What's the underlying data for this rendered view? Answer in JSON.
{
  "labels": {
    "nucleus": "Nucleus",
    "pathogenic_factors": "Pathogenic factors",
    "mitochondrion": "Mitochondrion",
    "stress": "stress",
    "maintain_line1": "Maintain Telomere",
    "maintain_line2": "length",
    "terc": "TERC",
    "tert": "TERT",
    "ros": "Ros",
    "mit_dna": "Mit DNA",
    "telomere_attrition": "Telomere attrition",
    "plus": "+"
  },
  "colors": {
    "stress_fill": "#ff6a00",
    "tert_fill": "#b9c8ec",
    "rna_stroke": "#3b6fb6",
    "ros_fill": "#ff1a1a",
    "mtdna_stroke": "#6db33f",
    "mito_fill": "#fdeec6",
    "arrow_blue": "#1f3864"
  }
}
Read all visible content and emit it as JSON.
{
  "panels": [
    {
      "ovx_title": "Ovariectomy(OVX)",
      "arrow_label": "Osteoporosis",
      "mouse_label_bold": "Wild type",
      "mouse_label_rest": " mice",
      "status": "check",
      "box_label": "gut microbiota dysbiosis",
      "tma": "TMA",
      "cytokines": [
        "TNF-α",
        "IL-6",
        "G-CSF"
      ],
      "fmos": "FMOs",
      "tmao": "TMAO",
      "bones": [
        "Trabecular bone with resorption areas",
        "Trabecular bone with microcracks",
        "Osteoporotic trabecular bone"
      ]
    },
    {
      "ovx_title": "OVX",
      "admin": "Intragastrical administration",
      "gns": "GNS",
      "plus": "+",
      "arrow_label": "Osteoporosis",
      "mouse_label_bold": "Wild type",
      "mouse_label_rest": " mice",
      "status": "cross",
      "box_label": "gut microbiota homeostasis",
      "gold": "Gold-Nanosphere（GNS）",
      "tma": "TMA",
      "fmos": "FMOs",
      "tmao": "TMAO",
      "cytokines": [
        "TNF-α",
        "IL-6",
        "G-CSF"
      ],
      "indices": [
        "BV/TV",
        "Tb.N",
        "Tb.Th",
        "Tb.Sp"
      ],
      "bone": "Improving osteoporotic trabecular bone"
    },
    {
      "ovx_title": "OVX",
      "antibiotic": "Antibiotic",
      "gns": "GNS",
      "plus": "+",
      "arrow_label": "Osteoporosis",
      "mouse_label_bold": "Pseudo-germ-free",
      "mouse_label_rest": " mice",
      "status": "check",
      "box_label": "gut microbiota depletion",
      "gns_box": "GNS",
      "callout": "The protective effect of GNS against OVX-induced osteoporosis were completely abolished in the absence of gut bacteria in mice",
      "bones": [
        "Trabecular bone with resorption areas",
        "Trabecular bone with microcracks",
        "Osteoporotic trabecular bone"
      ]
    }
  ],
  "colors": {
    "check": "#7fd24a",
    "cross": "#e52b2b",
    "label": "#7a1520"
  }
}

——————————

=== Work to complete ===
Could you transcribe the records in full, exactly?

=== Finished task ===
What's the underlying data for this rendered view? Answer in JSON.
{
  "labels": {
    "nucleus": "Nucleus",
    "pathogenic_factors": "Pathogenic factors",
    "mitochondrion": "Mitochondrion",
    "stress": "stress",
    "maintain_line1": "Maintain Telomere",
    "maintain_line2": "length",
    "terc": "TERC",
    "tert": "TERT",
    "ros": "Ros",
    "mit_dna": "Mit DNA",
    "telomere_attrition": "Telomere attrition",
    "plus": "+"
  },
  "colors": {
    "stress_fill": "#ff6a00",
    "tert_fill": "#b9c8ec",
    "rna_stroke": "#3b6fb6",
    "ros_fill": "#ff1a1a",
    "mtdna_stroke": "#6db33f",
    "mito_fill": "#fdeec6",
    "arrow_blue": "#1f3864"
  }
}
Read all visible content and emit it as JSON.
{
  "panels": [
    {
      "ovx_title": "Ovariectomy(OVX)",
      "arrow_label": "Osteoporosis",
      "mouse_label_bold": "Wild type",
      "mouse_label_rest": " mice",
      "status": "check",
      "box_label": "gut microbiota dysbiosis",
      "tma": "TMA",
      "cytokines": [
        "TNF-α",
        "IL-6",
        "G-CSF"
      ],
      "fmos": "FMOs",
      "tmao": "TMAO",
      "bones": [
        "Trabecular bone with resorption areas",
        "Trabecular bone with microcracks",
        "Osteoporotic trabecular bone"
      ]
    },
    {
      "ovx_title": "OVX",
      "admin": "Intragastrical administration",
      "gns": "GNS",
      "plus": "+",
      "arrow_label": "Osteoporosis",
      "mouse_label_bold": "Wild type",
      "mouse_label_rest": " mice",
      "status": "cross",
      "box_label": "gut microbiota homeostasis",
      "gold": "Gold-Nanosphere（GNS）",
      "tma": "TMA",
      "fmos": "FMOs",
      "tmao": "TMAO",
      "cytokines": [
        "TNF-α",
        "IL-6",
        "G-CSF"
      ],
      "indices": [
        "BV/TV",
        "Tb.N",
        "Tb.Th",
        "Tb.Sp"
      ],
      "bone": "Improving osteoporotic trabecular bone"
    },
    {
      "ovx_title": "OVX",
      "antibiotic": "Antibiotic",
      "gns": "GNS",
      "plus": "+",
      "arrow_label": "Osteoporosis",
      "mouse_label_bold": "Pseudo-germ-free",
      "mouse_label_rest": " mice",
      "status": "check",
      "box_label": "gut microbiota depletion",
      "gns_box": "GNS",
      "callout": "The protective effect of GNS against OVX-induced osteoporosis were completely abolished in the absence of gut bacteria in mice",
      "bones": [
        "Trabecular bone with resorption areas",
        "Trabecular bone with microcracks",
        "Osteoporotic trabecular bone"
      ]
    }
  ],
  "colors": {
    "check": "#7fd24a",
    "cross": "#e52b2b",
    "label": "#7a1520"
  }
}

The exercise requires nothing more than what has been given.